### Task directions
Work through the entries below line by line and give the number of lines with the string "William", nothing else.

+ + + + +

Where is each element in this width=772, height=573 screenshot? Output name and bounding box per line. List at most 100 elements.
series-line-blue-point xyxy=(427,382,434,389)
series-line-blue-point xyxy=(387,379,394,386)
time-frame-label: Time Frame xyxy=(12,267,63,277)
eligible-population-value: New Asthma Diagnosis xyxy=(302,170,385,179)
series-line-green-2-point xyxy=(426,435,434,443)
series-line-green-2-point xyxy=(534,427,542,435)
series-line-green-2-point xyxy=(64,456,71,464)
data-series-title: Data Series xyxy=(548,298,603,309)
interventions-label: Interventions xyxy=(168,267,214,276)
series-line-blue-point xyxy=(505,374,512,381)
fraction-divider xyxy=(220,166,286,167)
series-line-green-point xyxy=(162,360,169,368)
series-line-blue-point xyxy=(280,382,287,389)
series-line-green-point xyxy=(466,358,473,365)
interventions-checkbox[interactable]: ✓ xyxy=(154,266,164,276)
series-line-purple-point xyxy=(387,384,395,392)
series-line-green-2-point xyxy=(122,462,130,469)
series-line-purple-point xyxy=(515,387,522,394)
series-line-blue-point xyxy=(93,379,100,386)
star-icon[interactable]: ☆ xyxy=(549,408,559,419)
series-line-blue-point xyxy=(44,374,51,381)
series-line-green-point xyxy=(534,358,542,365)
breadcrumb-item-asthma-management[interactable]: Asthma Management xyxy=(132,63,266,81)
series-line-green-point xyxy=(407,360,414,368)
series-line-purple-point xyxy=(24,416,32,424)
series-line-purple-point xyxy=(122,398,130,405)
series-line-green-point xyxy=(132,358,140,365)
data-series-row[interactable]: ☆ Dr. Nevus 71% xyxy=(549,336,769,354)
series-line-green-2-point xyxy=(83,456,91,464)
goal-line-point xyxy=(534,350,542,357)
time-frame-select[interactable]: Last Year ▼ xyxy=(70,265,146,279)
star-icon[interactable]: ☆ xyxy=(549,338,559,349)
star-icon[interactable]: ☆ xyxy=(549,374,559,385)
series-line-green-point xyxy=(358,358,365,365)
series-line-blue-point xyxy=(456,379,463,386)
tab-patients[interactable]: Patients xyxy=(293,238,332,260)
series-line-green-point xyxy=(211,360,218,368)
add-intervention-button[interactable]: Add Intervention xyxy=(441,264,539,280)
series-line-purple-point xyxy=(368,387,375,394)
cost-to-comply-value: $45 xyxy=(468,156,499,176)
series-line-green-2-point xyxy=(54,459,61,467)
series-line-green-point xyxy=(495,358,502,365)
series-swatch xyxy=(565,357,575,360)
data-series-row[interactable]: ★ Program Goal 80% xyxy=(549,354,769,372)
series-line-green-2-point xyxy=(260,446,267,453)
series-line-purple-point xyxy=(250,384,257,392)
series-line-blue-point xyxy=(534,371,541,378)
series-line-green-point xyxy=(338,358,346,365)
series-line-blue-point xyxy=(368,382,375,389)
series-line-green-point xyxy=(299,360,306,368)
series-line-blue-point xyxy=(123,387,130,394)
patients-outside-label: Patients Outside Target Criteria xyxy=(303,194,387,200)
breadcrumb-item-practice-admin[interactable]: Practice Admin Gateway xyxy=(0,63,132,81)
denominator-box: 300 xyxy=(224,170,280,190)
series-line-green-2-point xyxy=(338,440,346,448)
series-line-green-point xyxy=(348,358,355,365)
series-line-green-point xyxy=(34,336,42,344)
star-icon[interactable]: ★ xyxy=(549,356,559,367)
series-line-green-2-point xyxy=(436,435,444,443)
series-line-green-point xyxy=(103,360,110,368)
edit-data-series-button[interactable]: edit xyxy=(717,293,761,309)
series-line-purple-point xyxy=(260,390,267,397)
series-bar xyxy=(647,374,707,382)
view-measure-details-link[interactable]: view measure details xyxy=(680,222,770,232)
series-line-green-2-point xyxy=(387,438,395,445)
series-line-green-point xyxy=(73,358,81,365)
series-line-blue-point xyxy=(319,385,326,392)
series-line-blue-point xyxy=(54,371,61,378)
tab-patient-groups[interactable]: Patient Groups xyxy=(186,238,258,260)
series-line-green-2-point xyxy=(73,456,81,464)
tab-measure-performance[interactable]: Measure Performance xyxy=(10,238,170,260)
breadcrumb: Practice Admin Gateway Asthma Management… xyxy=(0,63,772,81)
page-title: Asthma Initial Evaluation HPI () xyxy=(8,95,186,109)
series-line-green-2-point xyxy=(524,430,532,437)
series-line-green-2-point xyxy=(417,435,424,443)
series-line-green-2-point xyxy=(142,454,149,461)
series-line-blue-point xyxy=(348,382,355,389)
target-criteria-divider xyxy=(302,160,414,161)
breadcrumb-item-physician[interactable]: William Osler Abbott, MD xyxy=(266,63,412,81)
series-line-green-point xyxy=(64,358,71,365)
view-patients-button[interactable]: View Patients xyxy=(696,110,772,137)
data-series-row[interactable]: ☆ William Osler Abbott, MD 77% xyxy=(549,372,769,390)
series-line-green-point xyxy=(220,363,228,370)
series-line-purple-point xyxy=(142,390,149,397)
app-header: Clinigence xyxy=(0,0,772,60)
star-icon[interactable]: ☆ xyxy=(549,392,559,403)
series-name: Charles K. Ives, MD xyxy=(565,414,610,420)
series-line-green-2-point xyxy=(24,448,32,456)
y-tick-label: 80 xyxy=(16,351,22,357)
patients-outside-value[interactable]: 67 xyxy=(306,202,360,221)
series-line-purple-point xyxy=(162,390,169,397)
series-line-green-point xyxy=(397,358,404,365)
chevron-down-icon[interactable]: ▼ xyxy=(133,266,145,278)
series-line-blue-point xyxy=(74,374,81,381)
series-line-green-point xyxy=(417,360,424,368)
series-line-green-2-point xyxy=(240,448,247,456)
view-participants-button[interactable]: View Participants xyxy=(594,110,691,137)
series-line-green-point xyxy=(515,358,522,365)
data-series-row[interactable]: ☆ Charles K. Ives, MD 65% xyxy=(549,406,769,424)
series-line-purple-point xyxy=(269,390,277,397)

+ + + + +

### Problem solution
2